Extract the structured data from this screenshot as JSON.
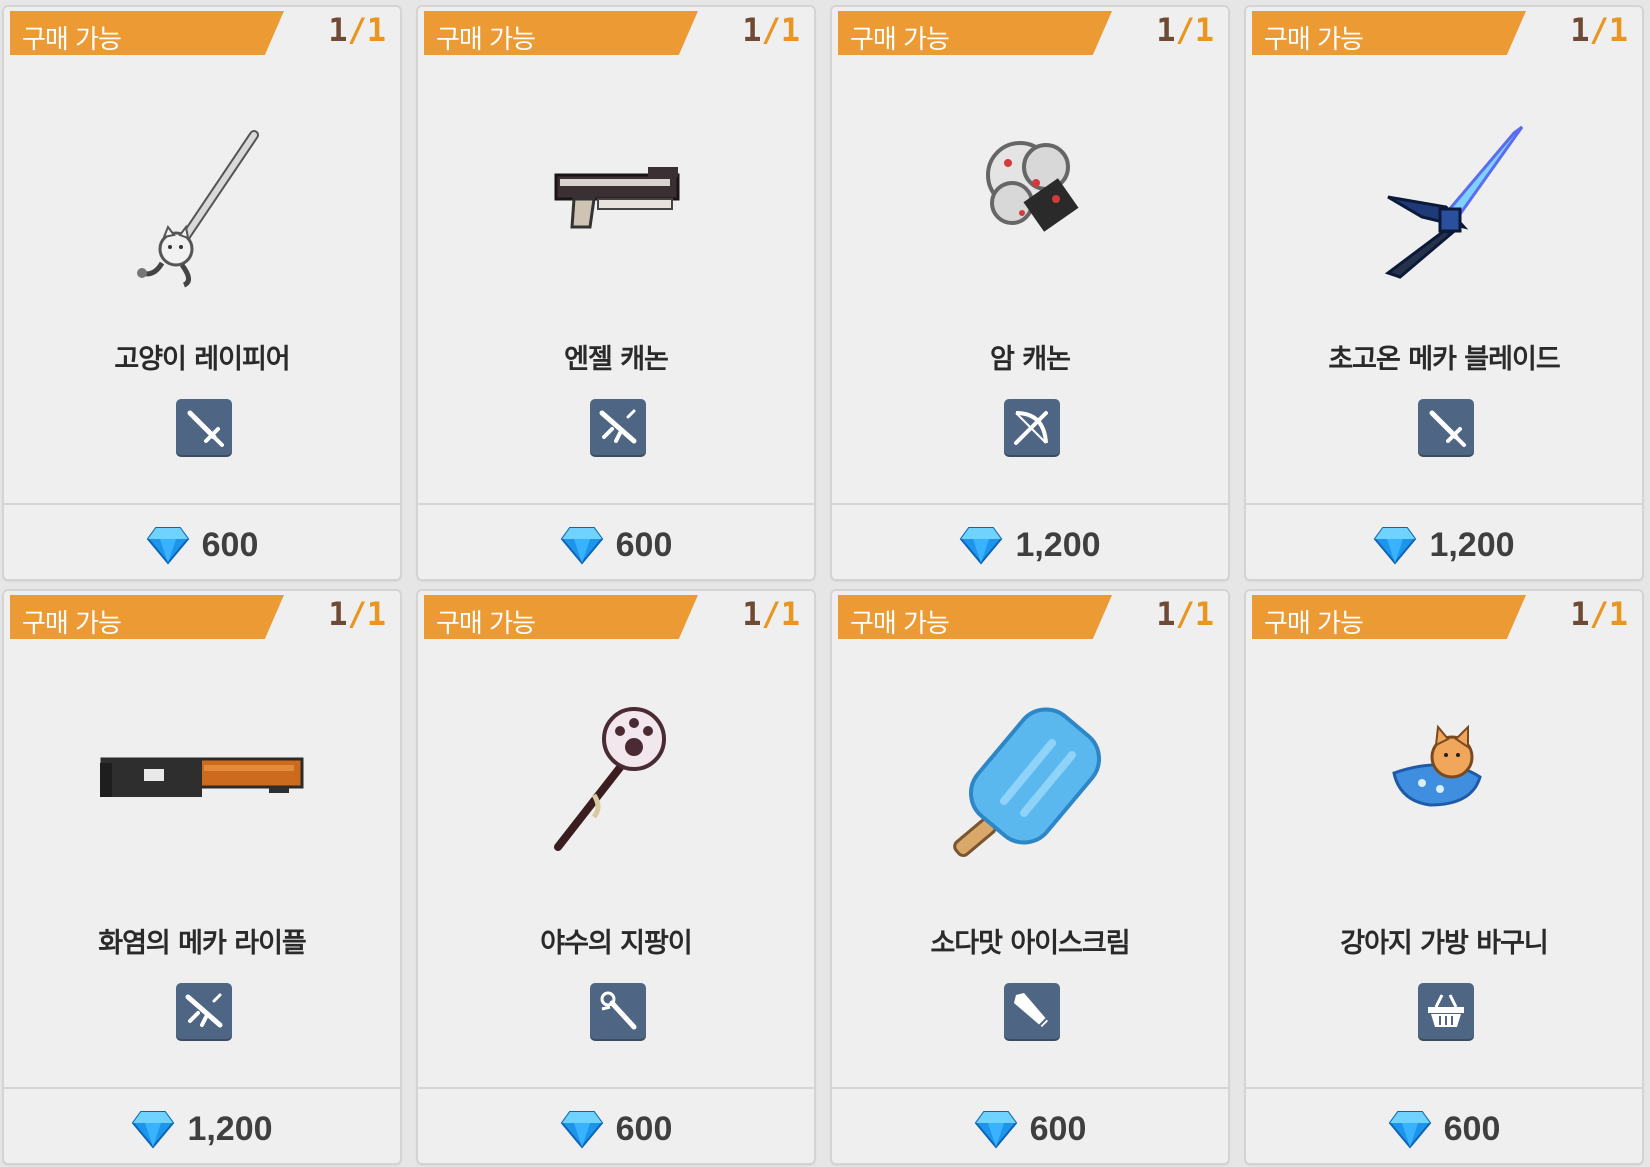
{
  "theme": {
    "banner_color": "#ec9a33",
    "badge_color": "#4e6683",
    "gem_color": "#1fa3f2"
  },
  "items": [
    {
      "banner": "구매 가능",
      "stock_current": "1",
      "stock_sep": "/",
      "stock_max": "1",
      "name": "고양이 레이피어",
      "category_icon": "sword-icon",
      "currency_icon": "diamond-icon",
      "price": "600"
    },
    {
      "banner": "구매 가능",
      "stock_current": "1",
      "stock_sep": "/",
      "stock_max": "1",
      "name": "엔젤 캐논",
      "category_icon": "rifle-icon",
      "currency_icon": "diamond-icon",
      "price": "600"
    },
    {
      "banner": "구매 가능",
      "stock_current": "1",
      "stock_sep": "/",
      "stock_max": "1",
      "name": "암 캐논",
      "category_icon": "bow-icon",
      "currency_icon": "diamond-icon",
      "price": "1,200"
    },
    {
      "banner": "구매 가능",
      "stock_current": "1",
      "stock_sep": "/",
      "stock_max": "1",
      "name": "초고온 메카 블레이드",
      "category_icon": "sword-icon",
      "currency_icon": "diamond-icon",
      "price": "1,200"
    },
    {
      "banner": "구매 가능",
      "stock_current": "1",
      "stock_sep": "/",
      "stock_max": "1",
      "name": "화염의 메카 라이플",
      "category_icon": "rifle-icon",
      "currency_icon": "diamond-icon",
      "price": "1,200"
    },
    {
      "banner": "구매 가능",
      "stock_current": "1",
      "stock_sep": "/",
      "stock_max": "1",
      "name": "야수의 지팡이",
      "category_icon": "staff-icon",
      "currency_icon": "diamond-icon",
      "price": "600"
    },
    {
      "banner": "구매 가능",
      "stock_current": "1",
      "stock_sep": "/",
      "stock_max": "1",
      "name": "소다맛 아이스크림",
      "category_icon": "greatsword-icon",
      "currency_icon": "diamond-icon",
      "price": "600"
    },
    {
      "banner": "구매 가능",
      "stock_current": "1",
      "stock_sep": "/",
      "stock_max": "1",
      "name": "강아지 가방 바구니",
      "category_icon": "basket-icon",
      "currency_icon": "diamond-icon",
      "price": "600"
    }
  ]
}
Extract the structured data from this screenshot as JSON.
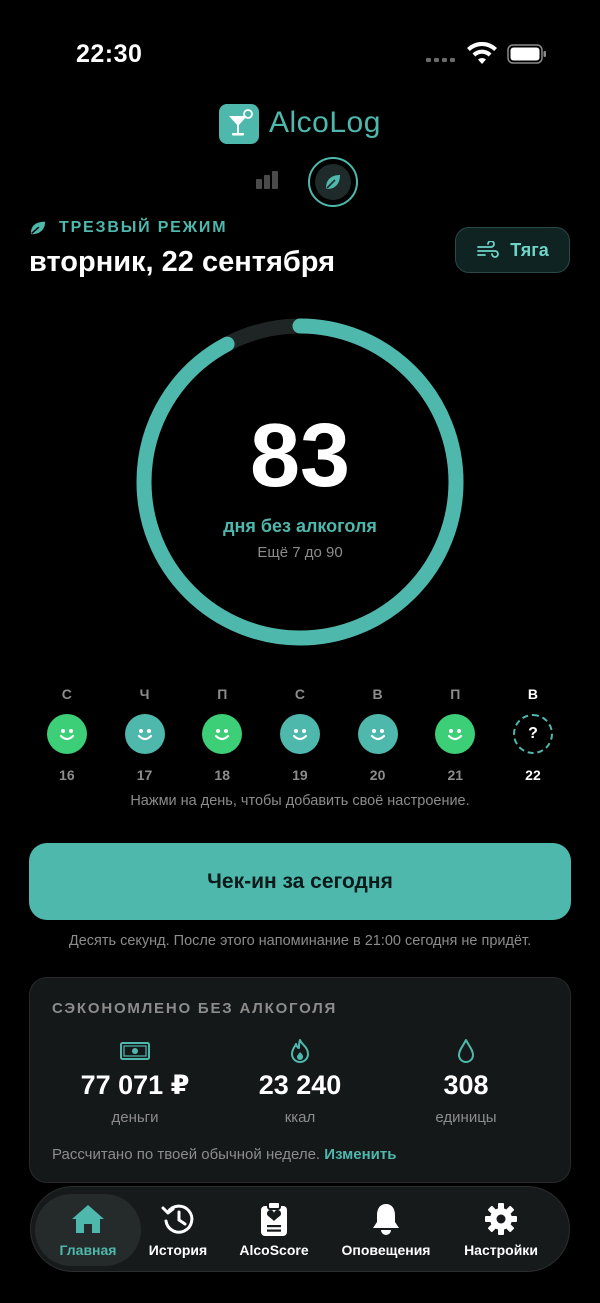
{
  "status_bar": {
    "time": "22:30"
  },
  "app": {
    "name": "AlcoLog"
  },
  "header": {
    "mode_label": "ТРЕЗВЫЙ РЕЖИМ",
    "date": "вторник, 22 сентября",
    "craving_button": "Тяга"
  },
  "progress": {
    "days": "83",
    "label": "дня без алкоголя",
    "remaining": "Ещё 7 до 90",
    "goal_days": 90,
    "current_days": 83
  },
  "week": {
    "days": [
      {
        "letter": "С",
        "number": "16",
        "mood": "green"
      },
      {
        "letter": "Ч",
        "number": "17",
        "mood": "teal"
      },
      {
        "letter": "П",
        "number": "18",
        "mood": "green"
      },
      {
        "letter": "С",
        "number": "19",
        "mood": "teal"
      },
      {
        "letter": "В",
        "number": "20",
        "mood": "teal"
      },
      {
        "letter": "П",
        "number": "21",
        "mood": "green"
      },
      {
        "letter": "В",
        "number": "22",
        "mood": "unknown",
        "symbol": "?"
      }
    ],
    "hint": "Нажми на день, чтобы добавить своё настроение."
  },
  "checkin": {
    "button": "Чек-ин за сегодня",
    "note": "Десять секунд. После этого напоминание в 21:00 сегодня не придёт."
  },
  "savings": {
    "title": "СЭКОНОМЛЕНО БЕЗ АЛКОГОЛЯ",
    "stats": [
      {
        "value": "77 071 ₽",
        "label": "деньги",
        "icon": "money-icon"
      },
      {
        "value": "23 240",
        "label": "ккал",
        "icon": "flame-icon"
      },
      {
        "value": "308",
        "label": "единицы",
        "icon": "drop-icon"
      }
    ],
    "footer": "Рассчитано по твоей обычной неделе.",
    "footer_link": "Изменить"
  },
  "tabs": [
    {
      "label": "Главная",
      "icon": "home-icon",
      "active": true
    },
    {
      "label": "История",
      "icon": "history-icon"
    },
    {
      "label": "AlcoScore",
      "icon": "clipboard-heart-icon"
    },
    {
      "label": "Оповещения",
      "icon": "bell-icon"
    },
    {
      "label": "Настройки",
      "icon": "gear-icon"
    }
  ],
  "colors": {
    "accent": "#4fb8ad",
    "mood_green": "#3dcf78",
    "background": "#000000"
  }
}
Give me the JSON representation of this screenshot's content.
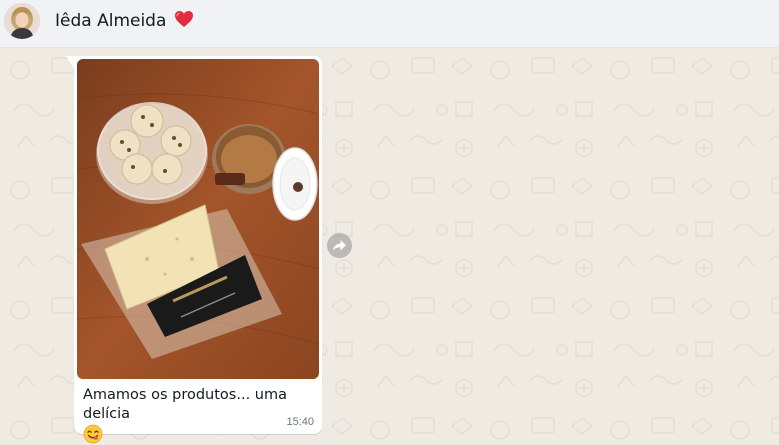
{
  "header": {
    "contact_name": "Iêda Almeida",
    "name_emoji": "red-heart-icon",
    "avatar": "contact-avatar"
  },
  "message": {
    "image": "shared-photo",
    "caption": "Amamos os produtos... uma delícia",
    "caption_emoji": "yum-face-emoji",
    "time": "15:40"
  },
  "actions": {
    "forward_icon": "forward-arrow-icon"
  },
  "colors": {
    "header_bg": "#f0f2f5",
    "chat_bg": "#efeae2",
    "bubble_bg": "#ffffff",
    "text": "#111b21",
    "meta": "#667781"
  }
}
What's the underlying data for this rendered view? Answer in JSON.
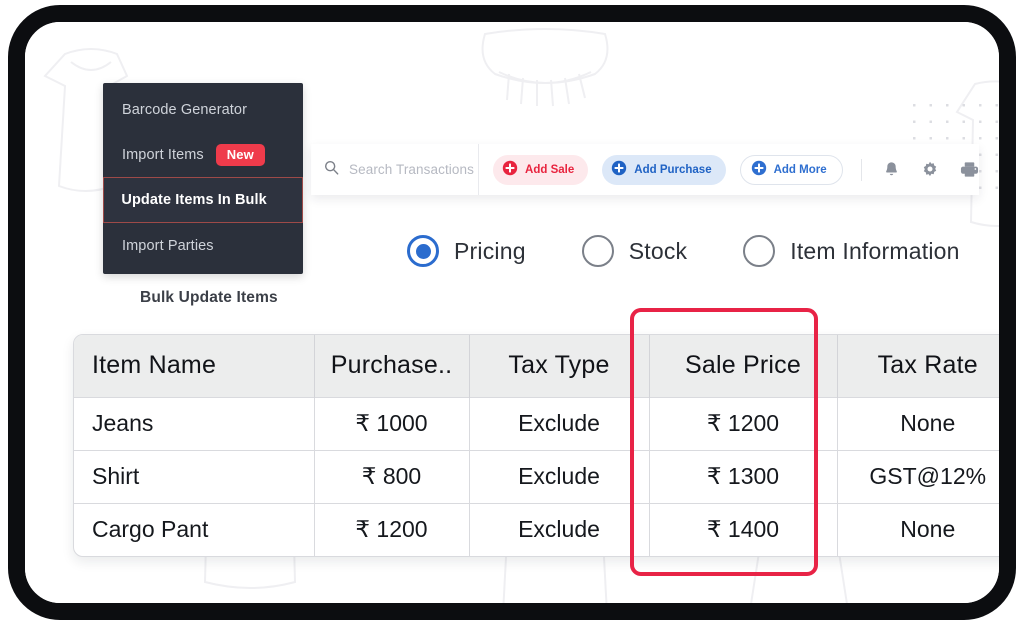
{
  "sidebar": {
    "items": [
      {
        "label": "Barcode Generator",
        "badge": null,
        "active": false
      },
      {
        "label": "Import Items",
        "badge": "New",
        "active": false
      },
      {
        "label": "Update Items In Bulk",
        "badge": null,
        "active": true
      },
      {
        "label": "Import Parties",
        "badge": null,
        "active": false
      }
    ]
  },
  "toolbar": {
    "search_placeholder": "Search Transactions",
    "add_sale_label": "Add Sale",
    "add_purchase_label": "Add Purchase",
    "add_more_label": "Add More",
    "icons": [
      "search-icon",
      "plus-circle-icon",
      "bell-icon",
      "gear-icon",
      "printer-icon"
    ],
    "colors": {
      "sale_text": "#e8243f",
      "sale_bg": "#fde9ec",
      "purchase_text": "#1f62c4",
      "purchase_bg": "#dce8f8",
      "more_text": "#2f6fd0"
    }
  },
  "view_modes": {
    "options": [
      {
        "label": "Pricing",
        "selected": true
      },
      {
        "label": "Stock",
        "selected": false
      },
      {
        "label": "Item Information",
        "selected": false
      }
    ],
    "accent_color": "#2b6cce"
  },
  "section": {
    "caption": "Bulk Update Items"
  },
  "table": {
    "columns": [
      "Item Name",
      "Purchase..",
      "Tax Type",
      "Sale Price",
      "Tax Rate"
    ],
    "rows": [
      {
        "item": "Jeans",
        "purchase": "₹ 1000",
        "tax_type": "Exclude",
        "sale_price": "₹ 1200",
        "tax_rate": "None"
      },
      {
        "item": "Shirt",
        "purchase": "₹ 800",
        "tax_type": "Exclude",
        "sale_price": "₹ 1300",
        "tax_rate": "GST@12%"
      },
      {
        "item": "Cargo Pant",
        "purchase": "₹ 1200",
        "tax_type": "Exclude",
        "sale_price": "₹ 1400",
        "tax_rate": "None"
      }
    ],
    "highlighted_column": "Sale Price",
    "highlight_color": "#e82346"
  }
}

════

Set task: All entries must be written out again exactly as given, with no pictures in the copy.

Task output:
Extract the structured data from this screenshot as JSON.
{
  "theme": {
    "banner_color": "#ec9a33",
    "badge_color": "#4e6683",
    "gem_color": "#1fa3f2"
  },
  "items": [
    {
      "banner": "구매 가능",
      "stock_current": "1",
      "stock_sep": "/",
      "stock_max": "1",
      "name": "고양이 레이피어",
      "category_icon": "sword-icon",
      "currency_icon": "diamond-icon",
      "price": "600"
    },
    {
      "banner": "구매 가능",
      "stock_current": "1",
      "stock_sep": "/",
      "stock_max": "1",
      "name": "엔젤 캐논",
      "category_icon": "rifle-icon",
      "currency_icon": "diamond-icon",
      "price": "600"
    },
    {
      "banner": "구매 가능",
      "stock_current": "1",
      "stock_sep": "/",
      "stock_max": "1",
      "name": "암 캐논",
      "category_icon": "bow-icon",
      "currency_icon": "diamond-icon",
      "price": "1,200"
    },
    {
      "banner": "구매 가능",
      "stock_current": "1",
      "stock_sep": "/",
      "stock_max": "1",
      "name": "초고온 메카 블레이드",
      "category_icon": "sword-icon",
      "currency_icon": "diamond-icon",
      "price": "1,200"
    },
    {
      "banner": "구매 가능",
      "stock_current": "1",
      "stock_sep": "/",
      "stock_max": "1",
      "name": "화염의 메카 라이플",
      "category_icon": "rifle-icon",
      "currency_icon": "diamond-icon",
      "price": "1,200"
    },
    {
      "banner": "구매 가능",
      "stock_current": "1",
      "stock_sep": "/",
      "stock_max": "1",
      "name": "야수의 지팡이",
      "category_icon": "staff-icon",
      "currency_icon": "diamond-icon",
      "price": "600"
    },
    {
      "banner": "구매 가능",
      "stock_current": "1",
      "stock_sep": "/",
      "stock_max": "1",
      "name": "소다맛 아이스크림",
      "category_icon": "greatsword-icon",
      "currency_icon": "diamond-icon",
      "price": "600"
    },
    {
      "banner": "구매 가능",
      "stock_current": "1",
      "stock_sep": "/",
      "stock_max": "1",
      "name": "강아지 가방 바구니",
      "category_icon": "basket-icon",
      "currency_icon": "diamond-icon",
      "price": "600"
    }
  ]
}
Extract the structured data from this screenshot as JSON.
{
  "status_bar": {
    "time": "22:30"
  },
  "app": {
    "name": "AlcoLog"
  },
  "header": {
    "mode_label": "ТРЕЗВЫЙ РЕЖИМ",
    "date": "вторник, 22 сентября",
    "craving_button": "Тяга"
  },
  "progress": {
    "days": "83",
    "label": "дня без алкоголя",
    "remaining": "Ещё 7 до 90",
    "goal_days": 90,
    "current_days": 83
  },
  "week": {
    "days": [
      {
        "letter": "С",
        "number": "16",
        "mood": "green"
      },
      {
        "letter": "Ч",
        "number": "17",
        "mood": "teal"
      },
      {
        "letter": "П",
        "number": "18",
        "mood": "green"
      },
      {
        "letter": "С",
        "number": "19",
        "mood": "teal"
      },
      {
        "letter": "В",
        "number": "20",
        "mood": "teal"
      },
      {
        "letter": "П",
        "number": "21",
        "mood": "green"
      },
      {
        "letter": "В",
        "number": "22",
        "mood": "unknown",
        "symbol": "?"
      }
    ],
    "hint": "Нажми на день, чтобы добавить своё настроение."
  },
  "checkin": {
    "button": "Чек-ин за сегодня",
    "note": "Десять секунд. После этого напоминание в 21:00 сегодня не придёт."
  },
  "savings": {
    "title": "СЭКОНОМЛЕНО БЕЗ АЛКОГОЛЯ",
    "stats": [
      {
        "value": "77 071 ₽",
        "label": "деньги",
        "icon": "money-icon"
      },
      {
        "value": "23 240",
        "label": "ккал",
        "icon": "flame-icon"
      },
      {
        "value": "308",
        "label": "единицы",
        "icon": "drop-icon"
      }
    ],
    "footer": "Рассчитано по твоей обычной неделе.",
    "footer_link": "Изменить"
  },
  "tabs": [
    {
      "label": "Главная",
      "icon": "home-icon",
      "active": true
    },
    {
      "label": "История",
      "icon": "history-icon"
    },
    {
      "label": "AlcoScore",
      "icon": "clipboard-heart-icon"
    },
    {
      "label": "Оповещения",
      "icon": "bell-icon"
    },
    {
      "label": "Настройки",
      "icon": "gear-icon"
    }
  ],
  "colors": {
    "accent": "#4fb8ad",
    "mood_green": "#3dcf78",
    "background": "#000000"
  }
}
Give me the JSON representation of this screenshot's content.
{
  "header": {
    "contact_name": "Iêda Almeida",
    "name_emoji": "red-heart-icon",
    "avatar": "contact-avatar"
  },
  "message": {
    "image": "shared-photo",
    "caption": "Amamos os produtos... uma delícia",
    "caption_emoji": "yum-face-emoji",
    "time": "15:40"
  },
  "actions": {
    "forward_icon": "forward-arrow-icon"
  },
  "colors": {
    "header_bg": "#f0f2f5",
    "chat_bg": "#efeae2",
    "bubble_bg": "#ffffff",
    "text": "#111b21",
    "meta": "#667781"
  }
}
What's the underlying data for this rendered view? Answer in JSON.
{
  "sidebar": {
    "items": [
      {
        "label": "Barcode Generator",
        "badge": null,
        "active": false
      },
      {
        "label": "Import Items",
        "badge": "New",
        "active": false
      },
      {
        "label": "Update Items In Bulk",
        "badge": null,
        "active": true
      },
      {
        "label": "Import Parties",
        "badge": null,
        "active": false
      }
    ]
  },
  "toolbar": {
    "search_placeholder": "Search Transactions",
    "add_sale_label": "Add Sale",
    "add_purchase_label": "Add Purchase",
    "add_more_label": "Add More",
    "icons": [
      "search-icon",
      "plus-circle-icon",
      "bell-icon",
      "gear-icon",
      "printer-icon"
    ],
    "colors": {
      "sale_text": "#e8243f",
      "sale_bg": "#fde9ec",
      "purchase_text": "#1f62c4",
      "purchase_bg": "#dce8f8",
      "more_text": "#2f6fd0"
    }
  },
  "view_modes": {
    "options": [
      {
        "label": "Pricing",
        "selected": true
      },
      {
        "label": "Stock",
        "selected": false
      },
      {
        "label": "Item Information",
        "selected": false
      }
    ],
    "accent_color": "#2b6cce"
  },
  "section": {
    "caption": "Bulk Update Items"
  },
  "table": {
    "columns": [
      "Item Name",
      "Purchase..",
      "Tax Type",
      "Sale Price",
      "Tax Rate"
    ],
    "rows": [
      {
        "item": "Jeans",
        "purchase": "₹ 1000",
        "tax_type": "Exclude",
        "sale_price": "₹ 1200",
        "tax_rate": "None"
      },
      {
        "item": "Shirt",
        "purchase": "₹ 800",
        "tax_type": "Exclude",
        "sale_price": "₹ 1300",
        "tax_rate": "GST@12%"
      },
      {
        "item": "Cargo Pant",
        "purchase": "₹ 1200",
        "tax_type": "Exclude",
        "sale_price": "₹ 1400",
        "tax_rate": "None"
      }
    ],
    "highlighted_column": "Sale Price",
    "highlight_color": "#e82346"
  }
}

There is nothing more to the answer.